--- START ---
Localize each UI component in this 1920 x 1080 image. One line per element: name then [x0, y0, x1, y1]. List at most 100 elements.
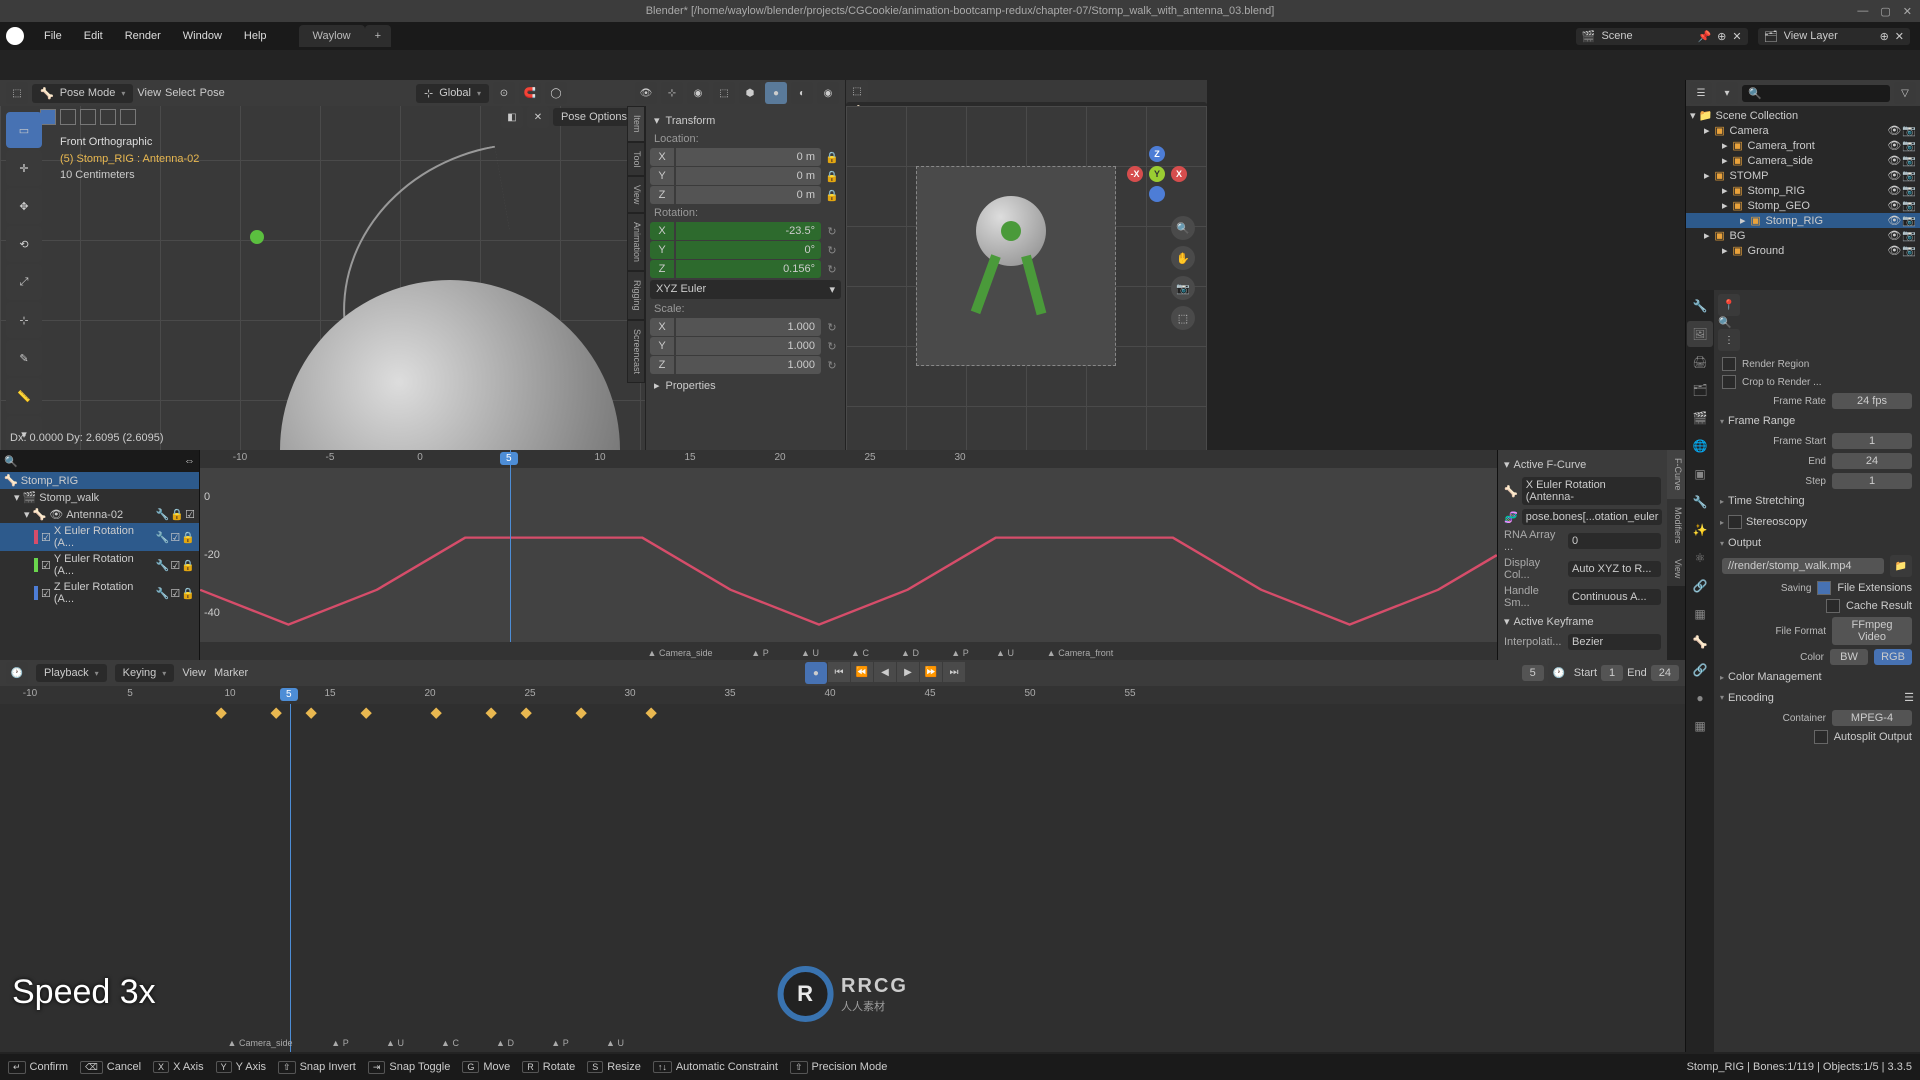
tool-measure[interactable]: 📏 [6, 378, 42, 414]
mode-dropdown[interactable]: 🦴 Pose Mode▾ [32, 84, 133, 103]
maximize-icon[interactable]: ▢ [1880, 5, 1890, 18]
pan-icon[interactable]: ✋ [1171, 246, 1195, 270]
menu-help[interactable]: Help [234, 26, 277, 46]
marker[interactable]: ▲ P [751, 648, 768, 658]
mute-icon[interactable]: ☑ [185, 508, 195, 521]
tab-rigging[interactable]: Rigging [627, 271, 645, 320]
tab-view[interactable]: View [627, 176, 645, 213]
normalize-icon[interactable]: ⇔ [184, 455, 195, 467]
frame-rate-field[interactable]: 24 fps [1832, 393, 1912, 409]
outliner-type-icon[interactable]: ☰ [1690, 82, 1712, 104]
shading-rendered-icon[interactable]: ◉ [817, 82, 839, 104]
select-extend-icon[interactable] [60, 109, 76, 125]
frame-range-header[interactable]: Frame Range [1728, 415, 1795, 427]
fcurve-path-field[interactable]: pose.bones[...otation_euler [1522, 509, 1663, 525]
link-icon[interactable]: ↻ [823, 359, 841, 372]
next-key-icon[interactable]: ⏩ [920, 662, 942, 682]
menu-render[interactable]: Render [115, 26, 171, 46]
keyframe[interactable] [576, 708, 587, 719]
orientation-dropdown[interactable]: ⊹ Global▾ [416, 84, 489, 103]
viewlayer-delete-icon[interactable]: ✕ [1895, 30, 1904, 43]
stereo-header[interactable]: Stereoscopy [1746, 516, 1807, 528]
marker[interactable]: ▲ C [851, 648, 869, 658]
color-bw-button[interactable]: BW [1830, 649, 1868, 665]
transform-header[interactable]: Transform [666, 115, 716, 127]
keying-menu[interactable]: Keying▾ [115, 664, 175, 682]
marker[interactable]: ▲ U [801, 648, 819, 658]
lock-icon[interactable]: 🔒 [823, 189, 841, 202]
lock-icon[interactable]: 🔒 [823, 170, 841, 183]
camera-icon[interactable]: 📷 [1171, 276, 1195, 300]
loc-z-field[interactable]: 0 m [676, 186, 821, 204]
ptab-object[interactable]: ▣ [1687, 461, 1713, 487]
display-color-field[interactable]: Auto XYZ to R... [1568, 561, 1661, 577]
rotation-mode-dropdown[interactable]: XYZ Euler▾ [650, 280, 841, 299]
xray-icon[interactable]: ⬚ [713, 82, 735, 104]
graph-canvas[interactable]: -10-5051015202530 0 -20 -40 5 ▲ Camera_s… [200, 450, 1497, 660]
render-region-check[interactable] [1722, 357, 1736, 371]
stereo-check[interactable] [1728, 515, 1742, 529]
frame-end-field[interactable]: 24 [1832, 453, 1912, 469]
viewport-3d-right[interactable]: ⬚ 🦴 Pose Mode▾ View Select Pose Global▾ … [845, 80, 1207, 450]
handle-smooth-field[interactable]: Continuous A... [1568, 589, 1661, 605]
menu-window[interactable]: Window [173, 26, 232, 46]
pivot-icon[interactable]: ⊙ [493, 82, 515, 104]
keyframe[interactable] [521, 708, 532, 719]
marker[interactable]: ▲ D [496, 1038, 514, 1048]
keyframe[interactable] [431, 708, 442, 719]
navigation-gizmo[interactable]: Z -X Y X [1127, 146, 1187, 206]
gizmo-z-neg[interactable] [1149, 186, 1165, 202]
loc-x-field[interactable]: 0 m [676, 148, 821, 166]
wrench-icon[interactable]: 🔧 [156, 508, 170, 521]
current-frame-field[interactable]: 5 [1522, 665, 1544, 681]
overlay-icon[interactable]: ◉ [687, 82, 709, 104]
ptab-scene[interactable]: 🎬 [1687, 405, 1713, 431]
view-menu[interactable]: View [137, 87, 161, 99]
step-field[interactable]: 1 [1832, 473, 1912, 489]
proportional-icon[interactable]: ◯ [545, 82, 567, 104]
outliner-display-icon[interactable]: ▾ [1716, 82, 1738, 104]
pose-menu[interactable]: Pose [200, 87, 225, 99]
ptab-render[interactable]: 🖼 [1687, 321, 1713, 347]
mirror-off-icon[interactable]: ✕ [527, 106, 549, 128]
perspective-icon[interactable]: ⬚ [1171, 306, 1195, 330]
lock-icon[interactable]: 🔒 [170, 508, 184, 521]
rot-z-field[interactable]: 0.156° [676, 260, 821, 278]
scene-new-icon[interactable]: ⊕ [1717, 30, 1726, 43]
scene-selector[interactable]: 🎬 📌 ⊕ ✕ [1576, 28, 1748, 45]
marker[interactable]: ▲ D [901, 648, 919, 658]
shading-wire-icon[interactable]: ⬢ [739, 82, 761, 104]
keyframe[interactable] [271, 708, 282, 719]
ptab-bone[interactable]: 🦴 [1687, 629, 1713, 655]
rot-y-field[interactable]: 0° [676, 241, 821, 259]
marker[interactable]: ▲ Camera_front [1047, 648, 1113, 658]
select-box-icon[interactable] [40, 109, 56, 125]
link-icon[interactable]: ↻ [823, 244, 841, 257]
outliner-item[interactable]: ▸▣STOMP👁📷 [1686, 168, 1920, 183]
viewlayer-selector[interactable]: 🗂 ⊕ ✕ [1758, 28, 1910, 45]
zoom-icon[interactable]: 🔍 [1171, 216, 1195, 240]
output-header[interactable]: Output [1728, 537, 1761, 549]
outliner-item[interactable]: ▸▣Camera👁📷 [1686, 123, 1920, 138]
tab-fcurve[interactable]: F-Curve [1667, 450, 1685, 499]
marker[interactable]: ▲ P [551, 1038, 568, 1048]
tool-transform[interactable]: ⊹ [6, 302, 42, 338]
editor-type-icon[interactable]: ⬚ [846, 80, 868, 102]
link-icon[interactable]: ↻ [823, 321, 841, 334]
tool-cursor[interactable]: ✛ [6, 150, 42, 186]
ptab-tool[interactable]: 🔧 [1687, 293, 1713, 319]
tool-move[interactable]: ✥ [6, 188, 42, 224]
time-stretch-header[interactable]: Time Stretching [1728, 495, 1805, 507]
tab-item[interactable]: Item [627, 106, 645, 142]
file-ext-check[interactable] [1817, 581, 1831, 595]
scl-x-field[interactable]: 1.000 [676, 318, 821, 336]
link-icon[interactable]: ↻ [823, 263, 841, 276]
ptab-physics[interactable]: ⚛ [1687, 545, 1713, 571]
autosplit-check[interactable] [1814, 730, 1828, 744]
tool-scale[interactable]: ⤢ [6, 264, 42, 300]
playback-menu[interactable]: Playback▾ [36, 664, 107, 682]
file-format-field[interactable]: FFmpeg Video [1832, 617, 1912, 645]
interpolation-field[interactable]: Bezier [1568, 634, 1661, 650]
close-icon[interactable]: ✕ [1903, 5, 1912, 18]
gizmo-x-axis[interactable]: X [1171, 166, 1187, 182]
--- END ---
What needs to be done:
Rewrite all the entries with every "lock-icon" changed to "padlock-icon" and nothing else altered. Leave the pictures out.

Result of the task:
Localize each UI component in this 1920 x 1080 image. One line per element: name then [x0, y0, x1, y1]. List at most 100 elements.
tool-measure[interactable]: 📏 [6, 378, 42, 414]
mode-dropdown[interactable]: 🦴 Pose Mode▾ [32, 84, 133, 103]
maximize-icon[interactable]: ▢ [1880, 5, 1890, 18]
pan-icon[interactable]: ✋ [1171, 246, 1195, 270]
menu-help[interactable]: Help [234, 26, 277, 46]
marker[interactable]: ▲ P [751, 648, 768, 658]
mute-icon[interactable]: ☑ [185, 508, 195, 521]
tab-rigging[interactable]: Rigging [627, 271, 645, 320]
tab-view[interactable]: View [627, 176, 645, 213]
normalize-icon[interactable]: ⇔ [184, 455, 195, 467]
frame-rate-field[interactable]: 24 fps [1832, 393, 1912, 409]
outliner-type-icon[interactable]: ☰ [1690, 82, 1712, 104]
shading-rendered-icon[interactable]: ◉ [817, 82, 839, 104]
select-extend-icon[interactable] [60, 109, 76, 125]
frame-range-header[interactable]: Frame Range [1728, 415, 1795, 427]
fcurve-path-field[interactable]: pose.bones[...otation_euler [1522, 509, 1663, 525]
link-icon[interactable]: ↻ [823, 359, 841, 372]
next-key-icon[interactable]: ⏩ [920, 662, 942, 682]
menu-render[interactable]: Render [115, 26, 171, 46]
keyframe[interactable] [576, 708, 587, 719]
orientation-dropdown[interactable]: ⊹ Global▾ [416, 84, 489, 103]
viewlayer-delete-icon[interactable]: ✕ [1895, 30, 1904, 43]
stereo-header[interactable]: Stereoscopy [1746, 516, 1807, 528]
marker[interactable]: ▲ C [851, 648, 869, 658]
color-bw-button[interactable]: BW [1830, 649, 1868, 665]
transform-header[interactable]: Transform [666, 115, 716, 127]
keying-menu[interactable]: Keying▾ [115, 664, 175, 682]
marker[interactable]: ▲ U [801, 648, 819, 658]
padlock-icon[interactable]: 🔒 [823, 189, 841, 202]
padlock-icon[interactable]: 🔒 [823, 170, 841, 183]
camera-icon[interactable]: 📷 [1171, 276, 1195, 300]
loc-z-field[interactable]: 0 m [676, 186, 821, 204]
ptab-object[interactable]: ▣ [1687, 461, 1713, 487]
display-color-field[interactable]: Auto XYZ to R... [1568, 561, 1661, 577]
rotation-mode-dropdown[interactable]: XYZ Euler▾ [650, 280, 841, 299]
xray-icon[interactable]: ⬚ [713, 82, 735, 104]
graph-canvas[interactable]: -10-5051015202530 0 -20 -40 5 ▲ Camera_s… [200, 450, 1497, 660]
render-region-check[interactable] [1722, 357, 1736, 371]
stereo-check[interactable] [1728, 515, 1742, 529]
frame-end-field[interactable]: 24 [1832, 453, 1912, 469]
viewport-3d-right[interactable]: ⬚ 🦴 Pose Mode▾ View Select Pose Global▾ … [845, 80, 1207, 450]
handle-smooth-field[interactable]: Continuous A... [1568, 589, 1661, 605]
menu-window[interactable]: Window [173, 26, 232, 46]
pivot-icon[interactable]: ⊙ [493, 82, 515, 104]
keyframe[interactable] [521, 708, 532, 719]
marker[interactable]: ▲ D [496, 1038, 514, 1048]
keyframe[interactable] [431, 708, 442, 719]
navigation-gizmo[interactable]: Z -X Y X [1127, 146, 1187, 206]
gizmo-z-neg[interactable] [1149, 186, 1165, 202]
loc-x-field[interactable]: 0 m [676, 148, 821, 166]
wrench-icon[interactable]: 🔧 [156, 508, 170, 521]
current-frame-field[interactable]: 5 [1522, 665, 1544, 681]
overlay-icon[interactable]: ◉ [687, 82, 709, 104]
ptab-scene[interactable]: 🎬 [1687, 405, 1713, 431]
view-menu[interactable]: View [137, 87, 161, 99]
step-field[interactable]: 1 [1832, 473, 1912, 489]
proportional-icon[interactable]: ◯ [545, 82, 567, 104]
outliner-display-icon[interactable]: ▾ [1716, 82, 1738, 104]
pose-menu[interactable]: Pose [200, 87, 225, 99]
ptab-render[interactable]: 🖼 [1687, 321, 1713, 347]
mirror-off-icon[interactable]: ✕ [527, 106, 549, 128]
perspective-icon[interactable]: ⬚ [1171, 306, 1195, 330]
padlock-icon[interactable]: 🔒 [170, 508, 184, 521]
rot-z-field[interactable]: 0.156° [676, 260, 821, 278]
scene-new-icon[interactable]: ⊕ [1717, 30, 1726, 43]
scene-selector[interactable]: 🎬 📌 ⊕ ✕ [1576, 28, 1748, 45]
marker[interactable]: ▲ D [901, 648, 919, 658]
shading-wire-icon[interactable]: ⬢ [739, 82, 761, 104]
keyframe[interactable] [271, 708, 282, 719]
ptab-bone[interactable]: 🦴 [1687, 629, 1713, 655]
rot-y-field[interactable]: 0° [676, 241, 821, 259]
marker[interactable]: ▲ Camera_front [1047, 648, 1113, 658]
select-box-icon[interactable] [40, 109, 56, 125]
link-icon[interactable]: ↻ [823, 244, 841, 257]
outliner-item[interactable]: ▸▣STOMP👁📷 [1686, 168, 1920, 183]
viewlayer-selector[interactable]: 🗂 ⊕ ✕ [1758, 28, 1910, 45]
zoom-icon[interactable]: 🔍 [1171, 216, 1195, 240]
output-header[interactable]: Output [1728, 537, 1761, 549]
outliner-item[interactable]: ▸▣Camera👁📷 [1686, 123, 1920, 138]
tab-fcurve[interactable]: F-Curve [1667, 450, 1685, 499]
marker[interactable]: ▲ P [551, 1038, 568, 1048]
tool-transform[interactable]: ⊹ [6, 302, 42, 338]
editor-type-icon[interactable]: ⬚ [846, 80, 868, 102]
link-icon[interactable]: ↻ [823, 321, 841, 334]
tool-cursor[interactable]: ✛ [6, 150, 42, 186]
ptab-tool[interactable]: 🔧 [1687, 293, 1713, 319]
tool-move[interactable]: ✥ [6, 188, 42, 224]
time-stretch-header[interactable]: Time Stretching [1728, 495, 1805, 507]
tab-item[interactable]: Item [627, 106, 645, 142]
file-ext-check[interactable] [1817, 581, 1831, 595]
scl-x-field[interactable]: 1.000 [676, 318, 821, 336]
link-icon[interactable]: ↻ [823, 263, 841, 276]
ptab-physics[interactable]: ⚛ [1687, 545, 1713, 571]
autosplit-check[interactable] [1814, 730, 1828, 744]
tool-scale[interactable]: ⤢ [6, 264, 42, 300]
playback-menu[interactable]: Playback▾ [36, 664, 107, 682]
file-format-field[interactable]: FFmpeg Video [1832, 617, 1912, 645]
interpolation-field[interactable]: Bezier [1568, 634, 1661, 650]
close-icon[interactable]: ✕ [1903, 5, 1912, 18]
gizmo-x-axis[interactable]: X [1171, 166, 1187, 182]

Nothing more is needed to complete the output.